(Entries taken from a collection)
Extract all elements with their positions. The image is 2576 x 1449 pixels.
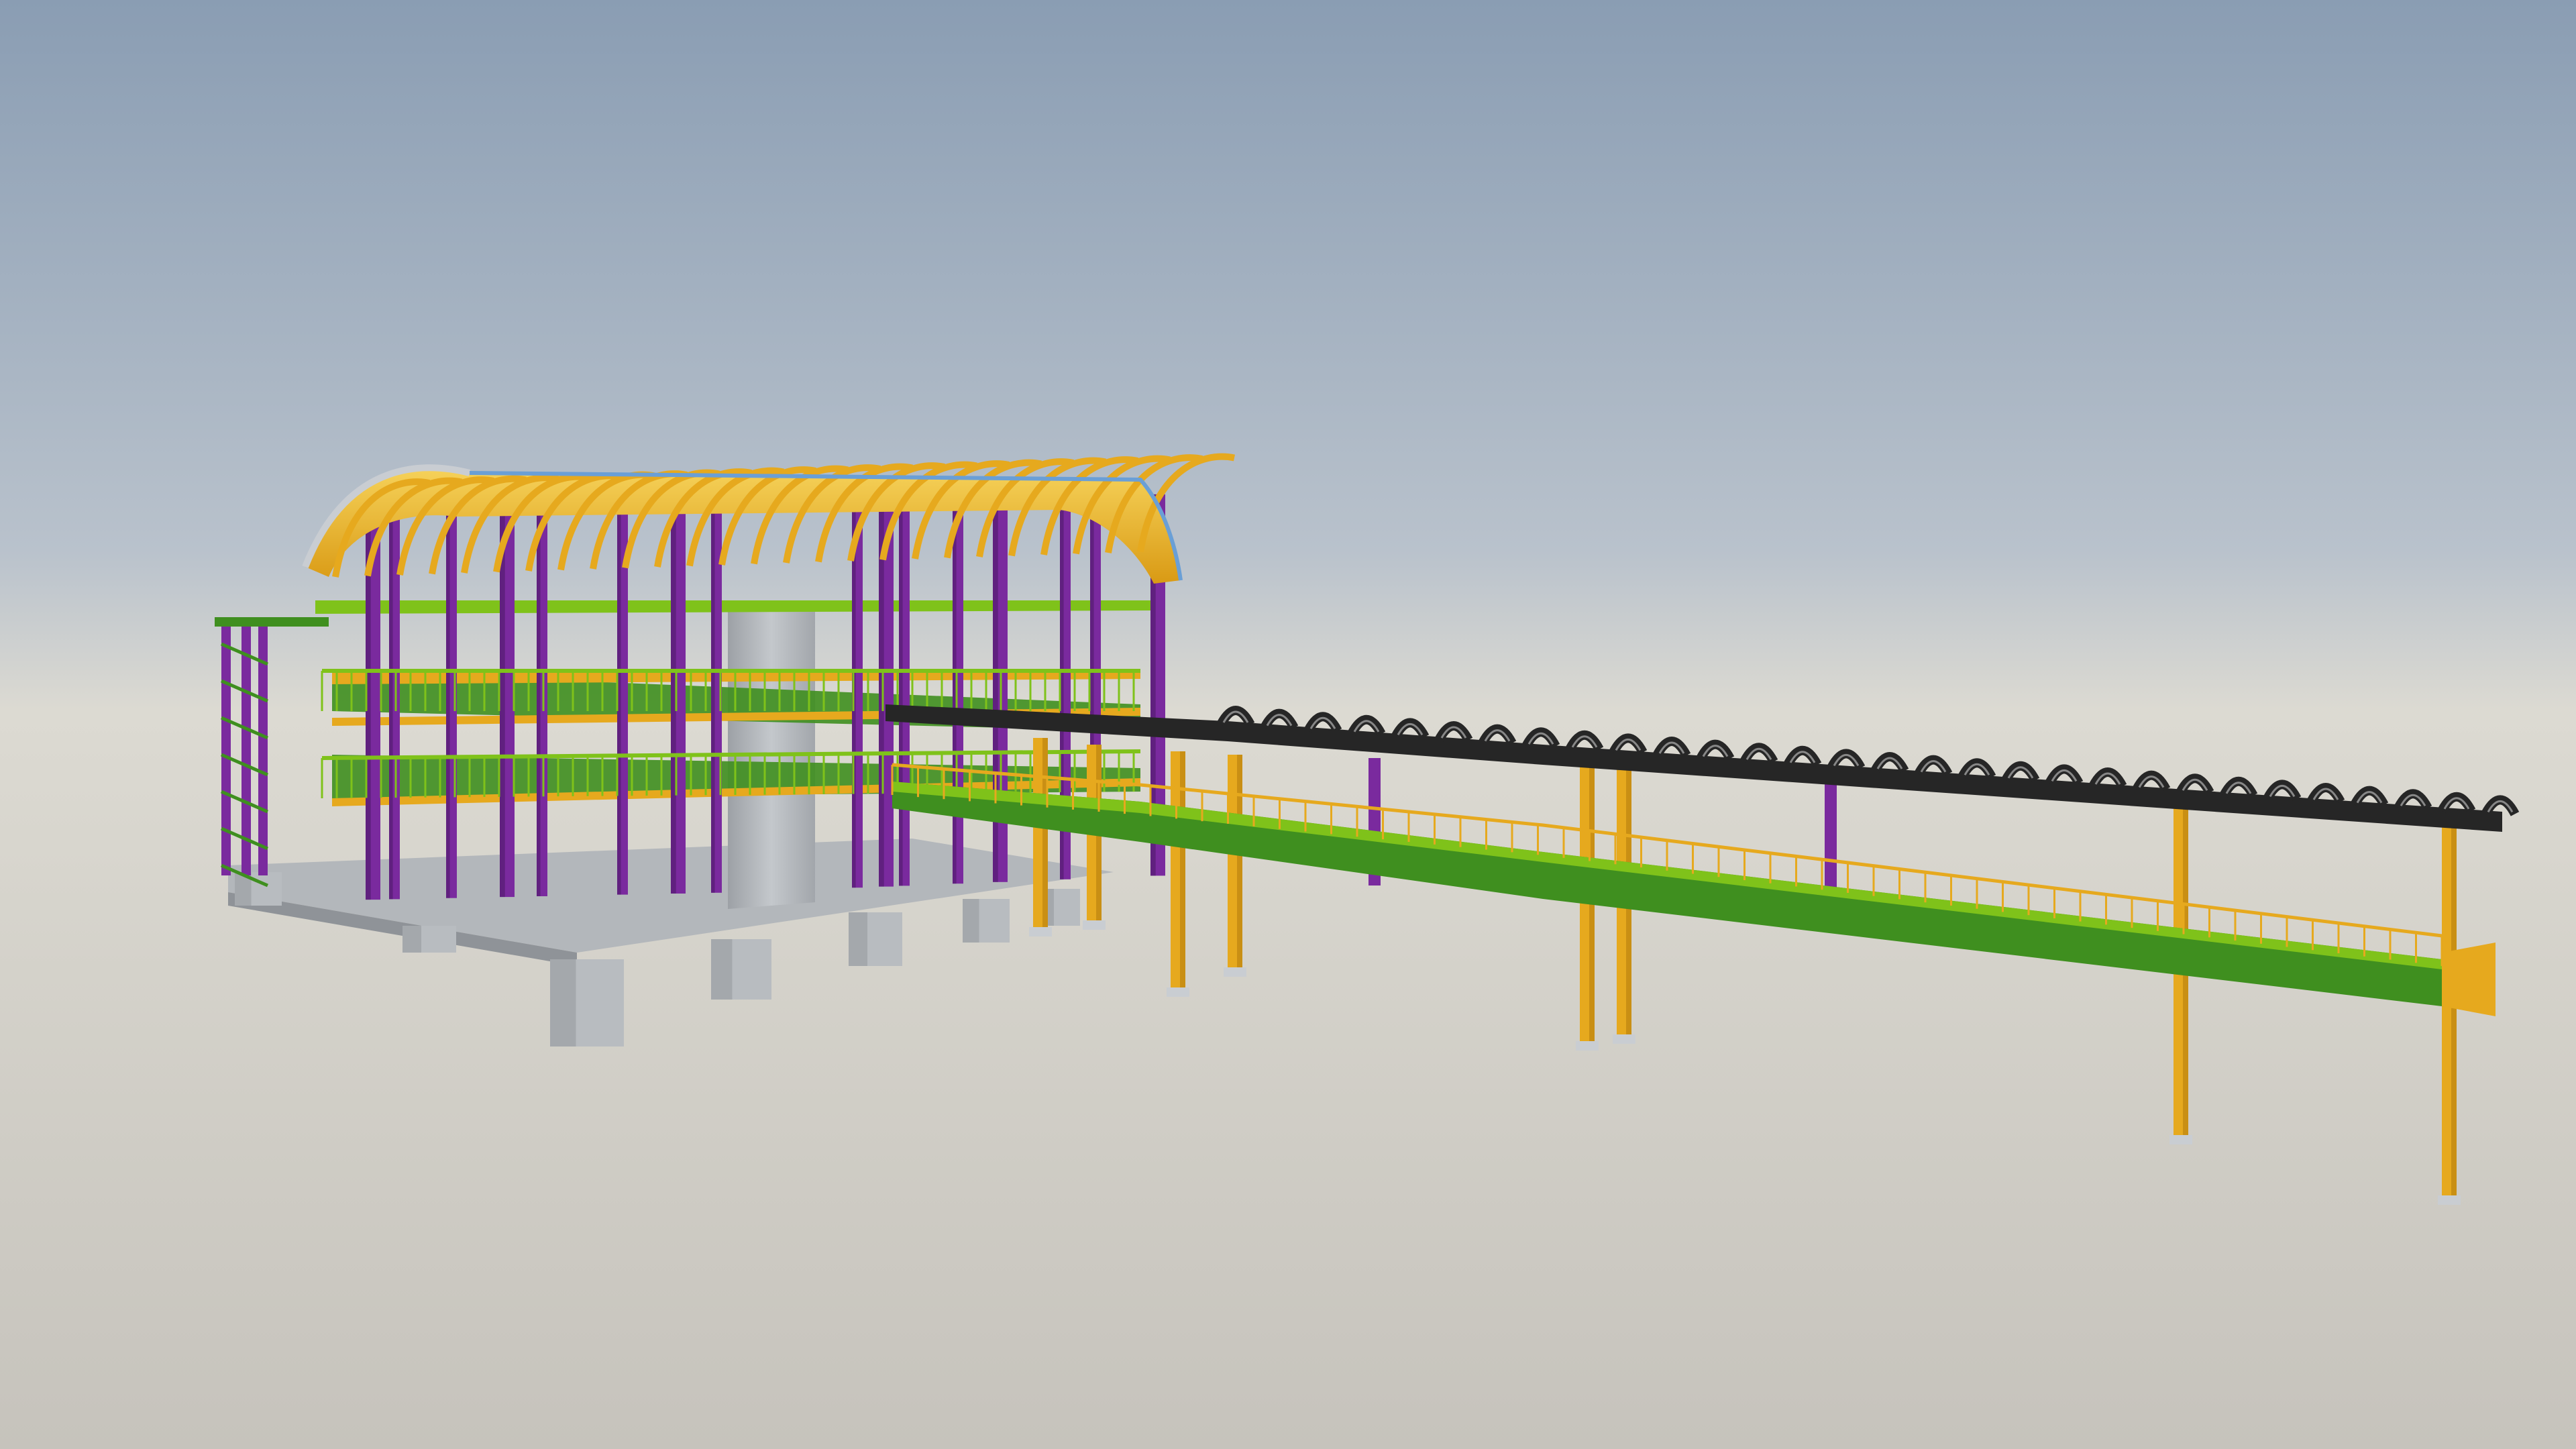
base-plate (1083, 920, 1106, 930)
base-plate (2438, 1195, 2461, 1205)
base-plate (1613, 1034, 1635, 1044)
3d-viewport[interactable] (0, 0, 2576, 1449)
purple-column-shade (389, 490, 393, 900)
pile-cap-shade (849, 912, 867, 966)
base-plate (1029, 927, 1052, 936)
base-plate (1224, 967, 1246, 977)
trestle-column-shade (1237, 755, 1242, 973)
purple-column-shade (446, 487, 450, 898)
base-plate (1167, 987, 1189, 997)
structural-model-scene[interactable] (0, 0, 2576, 1449)
pile-cap-shade (963, 899, 979, 943)
base-plate (1576, 1041, 1599, 1051)
purple-column-shade (711, 471, 715, 893)
purple-support-column (1825, 778, 1837, 889)
base-plate (2169, 1135, 2192, 1144)
purple-column-shade (899, 479, 903, 886)
trestle-column-shade (2451, 825, 2457, 1201)
bridge-end-frame (2442, 943, 2496, 1016)
stair-tower-column (221, 621, 231, 875)
pile-cap-shade (402, 926, 421, 953)
stair-tower-column (258, 621, 268, 875)
pile-cap-shade (711, 939, 733, 1000)
trestle-column-shade (1042, 738, 1048, 932)
pile-cap-shade (550, 959, 576, 1046)
stair-tower-beam (215, 617, 329, 627)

▸ **YOUR GOAL**: Pick out and copy every line in the items above that contains the string "trestle", treating uppercase and lowercase letters as different.

▸ **RESPONSE FOR THIS EXERCISE**:
trestle-column-shade (1237, 755, 1242, 973)
trestle-column-shade (2451, 825, 2457, 1201)
trestle-column-shade (1042, 738, 1048, 932)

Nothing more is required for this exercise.